***** INFORMATION SHOWN
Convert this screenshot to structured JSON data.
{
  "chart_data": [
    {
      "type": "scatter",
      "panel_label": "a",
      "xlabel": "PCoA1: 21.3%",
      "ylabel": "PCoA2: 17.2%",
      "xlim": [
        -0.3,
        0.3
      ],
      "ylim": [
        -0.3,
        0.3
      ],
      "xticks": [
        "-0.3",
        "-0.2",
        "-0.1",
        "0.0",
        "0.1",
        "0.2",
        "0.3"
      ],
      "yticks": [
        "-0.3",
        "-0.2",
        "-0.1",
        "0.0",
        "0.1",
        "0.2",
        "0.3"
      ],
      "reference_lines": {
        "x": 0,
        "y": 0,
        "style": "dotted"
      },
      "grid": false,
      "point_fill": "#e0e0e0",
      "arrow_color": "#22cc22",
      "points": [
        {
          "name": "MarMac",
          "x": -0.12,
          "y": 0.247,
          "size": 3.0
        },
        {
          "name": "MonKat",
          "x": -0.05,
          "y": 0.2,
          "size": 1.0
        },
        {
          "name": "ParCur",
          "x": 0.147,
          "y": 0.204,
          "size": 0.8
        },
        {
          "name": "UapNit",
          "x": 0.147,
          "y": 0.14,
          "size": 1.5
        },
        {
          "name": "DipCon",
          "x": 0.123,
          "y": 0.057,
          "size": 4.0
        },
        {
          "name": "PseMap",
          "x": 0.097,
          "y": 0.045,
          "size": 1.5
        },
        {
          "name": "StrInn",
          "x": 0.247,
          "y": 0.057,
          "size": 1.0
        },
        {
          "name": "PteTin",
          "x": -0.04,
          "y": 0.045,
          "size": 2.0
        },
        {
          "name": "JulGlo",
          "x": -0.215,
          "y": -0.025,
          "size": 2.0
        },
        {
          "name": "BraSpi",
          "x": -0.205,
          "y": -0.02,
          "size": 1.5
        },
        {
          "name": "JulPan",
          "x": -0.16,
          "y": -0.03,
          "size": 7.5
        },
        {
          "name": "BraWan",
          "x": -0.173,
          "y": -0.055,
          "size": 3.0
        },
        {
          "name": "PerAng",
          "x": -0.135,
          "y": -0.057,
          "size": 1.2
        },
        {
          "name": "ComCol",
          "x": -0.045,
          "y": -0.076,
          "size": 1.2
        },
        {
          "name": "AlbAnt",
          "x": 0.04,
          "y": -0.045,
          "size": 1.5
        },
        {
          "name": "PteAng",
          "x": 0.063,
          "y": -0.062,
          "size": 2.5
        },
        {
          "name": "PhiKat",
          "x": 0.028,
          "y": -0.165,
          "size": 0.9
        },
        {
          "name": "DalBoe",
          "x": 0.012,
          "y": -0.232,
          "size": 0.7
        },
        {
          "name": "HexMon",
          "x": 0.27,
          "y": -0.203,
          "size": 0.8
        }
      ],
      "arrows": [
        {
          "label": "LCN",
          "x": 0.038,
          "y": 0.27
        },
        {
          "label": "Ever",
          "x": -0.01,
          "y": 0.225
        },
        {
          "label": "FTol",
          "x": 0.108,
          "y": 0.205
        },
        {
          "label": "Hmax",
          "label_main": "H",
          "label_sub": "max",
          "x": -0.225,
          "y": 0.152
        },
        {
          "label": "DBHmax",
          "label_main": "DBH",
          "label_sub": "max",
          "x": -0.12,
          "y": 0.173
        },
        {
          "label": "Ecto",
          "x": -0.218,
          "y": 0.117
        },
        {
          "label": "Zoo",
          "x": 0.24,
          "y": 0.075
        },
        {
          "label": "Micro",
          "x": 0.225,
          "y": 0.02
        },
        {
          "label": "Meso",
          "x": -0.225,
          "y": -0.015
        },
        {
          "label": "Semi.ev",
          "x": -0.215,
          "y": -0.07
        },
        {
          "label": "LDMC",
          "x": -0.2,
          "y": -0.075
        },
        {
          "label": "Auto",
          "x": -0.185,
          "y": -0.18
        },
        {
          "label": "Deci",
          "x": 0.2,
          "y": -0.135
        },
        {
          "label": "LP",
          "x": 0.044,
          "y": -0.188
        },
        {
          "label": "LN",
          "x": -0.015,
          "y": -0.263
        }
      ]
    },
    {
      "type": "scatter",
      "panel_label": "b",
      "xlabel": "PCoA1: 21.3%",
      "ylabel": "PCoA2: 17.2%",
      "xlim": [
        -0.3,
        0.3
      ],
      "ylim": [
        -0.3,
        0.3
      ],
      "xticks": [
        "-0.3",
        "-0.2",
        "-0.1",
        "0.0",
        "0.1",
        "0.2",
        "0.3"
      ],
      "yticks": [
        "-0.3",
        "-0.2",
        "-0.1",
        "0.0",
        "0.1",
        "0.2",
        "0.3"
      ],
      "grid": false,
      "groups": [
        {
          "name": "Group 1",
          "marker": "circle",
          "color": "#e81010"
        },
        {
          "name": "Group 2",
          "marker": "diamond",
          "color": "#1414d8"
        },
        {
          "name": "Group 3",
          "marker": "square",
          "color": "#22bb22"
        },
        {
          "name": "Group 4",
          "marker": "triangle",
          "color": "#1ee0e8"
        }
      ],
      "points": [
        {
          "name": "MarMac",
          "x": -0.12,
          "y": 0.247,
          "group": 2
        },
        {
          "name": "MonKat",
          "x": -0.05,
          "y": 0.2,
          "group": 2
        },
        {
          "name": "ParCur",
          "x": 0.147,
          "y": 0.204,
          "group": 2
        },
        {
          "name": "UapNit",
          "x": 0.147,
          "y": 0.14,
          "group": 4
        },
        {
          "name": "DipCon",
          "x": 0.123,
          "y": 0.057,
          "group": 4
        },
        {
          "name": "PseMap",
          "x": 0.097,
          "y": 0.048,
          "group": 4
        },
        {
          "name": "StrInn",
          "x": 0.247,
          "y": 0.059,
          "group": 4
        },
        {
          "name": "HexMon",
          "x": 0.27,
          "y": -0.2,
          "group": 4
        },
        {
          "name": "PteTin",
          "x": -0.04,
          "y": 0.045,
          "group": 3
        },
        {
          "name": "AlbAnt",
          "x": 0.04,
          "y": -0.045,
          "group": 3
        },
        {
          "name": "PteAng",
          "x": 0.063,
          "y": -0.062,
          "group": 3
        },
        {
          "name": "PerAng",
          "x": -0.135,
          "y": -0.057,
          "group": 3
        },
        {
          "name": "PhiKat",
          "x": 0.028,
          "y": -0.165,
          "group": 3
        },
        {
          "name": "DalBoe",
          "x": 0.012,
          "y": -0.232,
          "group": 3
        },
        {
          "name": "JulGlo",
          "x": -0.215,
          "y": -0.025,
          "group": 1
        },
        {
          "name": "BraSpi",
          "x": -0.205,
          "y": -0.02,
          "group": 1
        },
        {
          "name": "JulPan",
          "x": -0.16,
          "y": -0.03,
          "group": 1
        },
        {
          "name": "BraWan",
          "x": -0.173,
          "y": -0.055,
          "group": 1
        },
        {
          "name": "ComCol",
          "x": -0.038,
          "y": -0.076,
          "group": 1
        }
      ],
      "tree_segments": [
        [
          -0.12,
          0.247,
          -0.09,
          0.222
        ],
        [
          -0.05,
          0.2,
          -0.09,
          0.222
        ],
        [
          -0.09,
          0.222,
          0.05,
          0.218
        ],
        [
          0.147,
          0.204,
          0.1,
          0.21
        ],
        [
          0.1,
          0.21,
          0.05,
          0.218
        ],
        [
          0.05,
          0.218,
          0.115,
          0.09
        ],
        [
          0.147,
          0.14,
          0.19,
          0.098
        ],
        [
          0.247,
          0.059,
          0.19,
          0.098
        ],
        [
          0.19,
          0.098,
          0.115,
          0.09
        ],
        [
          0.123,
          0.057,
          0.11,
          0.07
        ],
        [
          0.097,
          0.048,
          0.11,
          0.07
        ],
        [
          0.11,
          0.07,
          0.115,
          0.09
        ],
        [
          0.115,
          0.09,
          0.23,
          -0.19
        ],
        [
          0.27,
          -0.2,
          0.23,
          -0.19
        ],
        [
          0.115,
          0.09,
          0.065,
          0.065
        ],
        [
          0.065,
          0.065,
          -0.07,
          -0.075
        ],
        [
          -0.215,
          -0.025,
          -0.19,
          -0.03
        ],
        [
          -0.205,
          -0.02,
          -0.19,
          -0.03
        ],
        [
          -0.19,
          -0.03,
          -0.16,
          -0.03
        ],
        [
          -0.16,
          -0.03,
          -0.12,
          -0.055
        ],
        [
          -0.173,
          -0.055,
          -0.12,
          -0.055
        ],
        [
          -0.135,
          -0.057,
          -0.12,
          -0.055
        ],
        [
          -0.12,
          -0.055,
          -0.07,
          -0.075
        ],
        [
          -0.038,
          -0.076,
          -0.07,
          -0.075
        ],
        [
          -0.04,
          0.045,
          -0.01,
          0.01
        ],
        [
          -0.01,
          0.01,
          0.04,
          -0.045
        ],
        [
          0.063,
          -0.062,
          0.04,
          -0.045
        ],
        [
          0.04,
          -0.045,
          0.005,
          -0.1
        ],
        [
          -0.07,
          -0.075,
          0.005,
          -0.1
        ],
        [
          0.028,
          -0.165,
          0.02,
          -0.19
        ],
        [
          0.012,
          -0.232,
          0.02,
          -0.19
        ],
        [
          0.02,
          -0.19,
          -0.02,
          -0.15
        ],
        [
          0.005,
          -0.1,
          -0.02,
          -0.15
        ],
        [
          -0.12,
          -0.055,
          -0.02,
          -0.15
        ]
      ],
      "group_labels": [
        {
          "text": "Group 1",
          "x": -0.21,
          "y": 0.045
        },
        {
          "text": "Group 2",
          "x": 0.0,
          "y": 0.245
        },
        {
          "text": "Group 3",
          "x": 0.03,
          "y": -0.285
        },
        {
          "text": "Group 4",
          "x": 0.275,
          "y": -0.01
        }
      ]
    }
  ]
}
**********
## [WHAT THIS TASK INVOLVES]
From the records above, pull out every line containing the word "text".

## [TASK OUTPUT]
          "text": "Group 1",
          "text": "Group 2",
          "text": "Group 3",
          "text": "Group 4",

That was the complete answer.